--- start of Extracted material ---

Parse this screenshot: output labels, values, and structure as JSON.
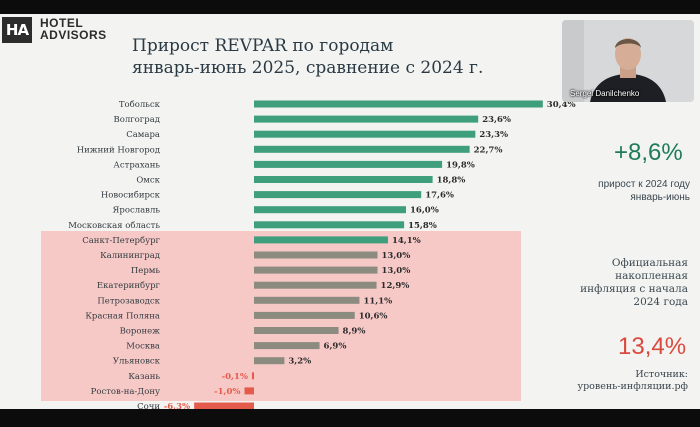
{
  "logo": {
    "mark": "HA",
    "line1": "HOTEL",
    "line2": "ADVISORS"
  },
  "title": {
    "line1": "Прирост REVPAR по городам",
    "line2": "январь-июнь 2025, сравнение с 2024 г."
  },
  "video": {
    "participant_name": "Sergei Danilchenko"
  },
  "side_panel": {
    "growth_value": "+8,6%",
    "growth_caption_line1": "прирост к 2024 году",
    "growth_caption_line2": "январь-июнь",
    "inflation_line1": "Официальная",
    "inflation_line2": "накопленная",
    "inflation_line3": "инфляция с начала",
    "inflation_line4": "2024 года",
    "inflation_value": "13,4%",
    "source_line1": "Источник:",
    "source_line2": "уровень-инфляции.рф"
  },
  "colors": {
    "above": "#3f9e7c",
    "below": "#8b8b80",
    "negative": "#e45b4b",
    "band": "#f6c9c7"
  },
  "chart_data": {
    "type": "bar",
    "orientation": "horizontal",
    "unit": "%",
    "categories": [
      "Тобольск",
      "Волгоград",
      "Самара",
      "Нижний Новгород",
      "Астрахань",
      "Омск",
      "Новосибирск",
      "Ярославль",
      "Московская область",
      "Санкт-Петербург",
      "Калининград",
      "Пермь",
      "Екатеринбург",
      "Петрозаводск",
      "Красная Поляна",
      "Воронеж",
      "Москва",
      "Ульяновск",
      "Казань",
      "Ростов-на-Дону",
      "Сочи"
    ],
    "values": [
      30.4,
      23.6,
      23.3,
      22.7,
      19.8,
      18.8,
      17.6,
      16.0,
      15.8,
      14.1,
      13.0,
      13.0,
      12.9,
      11.1,
      10.6,
      8.9,
      6.9,
      3.2,
      -0.1,
      -1.0,
      -6.3
    ],
    "labels": [
      "30,4%",
      "23,6%",
      "23,3%",
      "22,7%",
      "19,8%",
      "18,8%",
      "17,6%",
      "16,0%",
      "15,8%",
      "14,1%",
      "13,0%",
      "13,0%",
      "12,9%",
      "11,1%",
      "10,6%",
      "8,9%",
      "6,9%",
      "3,2%",
      "-0,1%",
      "-1,0%",
      "-6,3%"
    ],
    "threshold": 13.4
  }
}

--- end of Extracted material ---

Leave out the pictures and reproduce the rest of the listing exactly.

### Exercise solution:
Parse this screenshot: output labels, values, and structure as JSON.
{
  "logo": {
    "mark": "HA",
    "line1": "HOTEL",
    "line2": "ADVISORS"
  },
  "title": {
    "line1": "Прирост REVPAR по городам",
    "line2": "январь-июнь 2025, сравнение с 2024 г."
  },
  "video": {
    "participant_name": "Sergei Danilchenko"
  },
  "side_panel": {
    "growth_value": "+8,6%",
    "growth_caption_line1": "прирост к 2024 году",
    "growth_caption_line2": "январь-июнь",
    "inflation_line1": "Официальная",
    "inflation_line2": "накопленная",
    "inflation_line3": "инфляция с начала",
    "inflation_line4": "2024 года",
    "inflation_value": "13,4%",
    "source_line1": "Источник:",
    "source_line2": "уровень-инфляции.рф"
  },
  "colors": {
    "above": "#3f9e7c",
    "below": "#8b8b80",
    "negative": "#e45b4b",
    "band": "#f6c9c7"
  },
  "chart_data": {
    "type": "bar",
    "orientation": "horizontal",
    "unit": "%",
    "categories": [
      "Тобольск",
      "Волгоград",
      "Самара",
      "Нижний Новгород",
      "Астрахань",
      "Омск",
      "Новосибирск",
      "Ярославль",
      "Московская область",
      "Санкт-Петербург",
      "Калининград",
      "Пермь",
      "Екатеринбург",
      "Петрозаводск",
      "Красная Поляна",
      "Воронеж",
      "Москва",
      "Ульяновск",
      "Казань",
      "Ростов-на-Дону",
      "Сочи"
    ],
    "values": [
      30.4,
      23.6,
      23.3,
      22.7,
      19.8,
      18.8,
      17.6,
      16.0,
      15.8,
      14.1,
      13.0,
      13.0,
      12.9,
      11.1,
      10.6,
      8.9,
      6.9,
      3.2,
      -0.1,
      -1.0,
      -6.3
    ],
    "labels": [
      "30,4%",
      "23,6%",
      "23,3%",
      "22,7%",
      "19,8%",
      "18,8%",
      "17,6%",
      "16,0%",
      "15,8%",
      "14,1%",
      "13,0%",
      "13,0%",
      "12,9%",
      "11,1%",
      "10,6%",
      "8,9%",
      "6,9%",
      "3,2%",
      "-0,1%",
      "-1,0%",
      "-6,3%"
    ],
    "threshold": 13.4
  }
}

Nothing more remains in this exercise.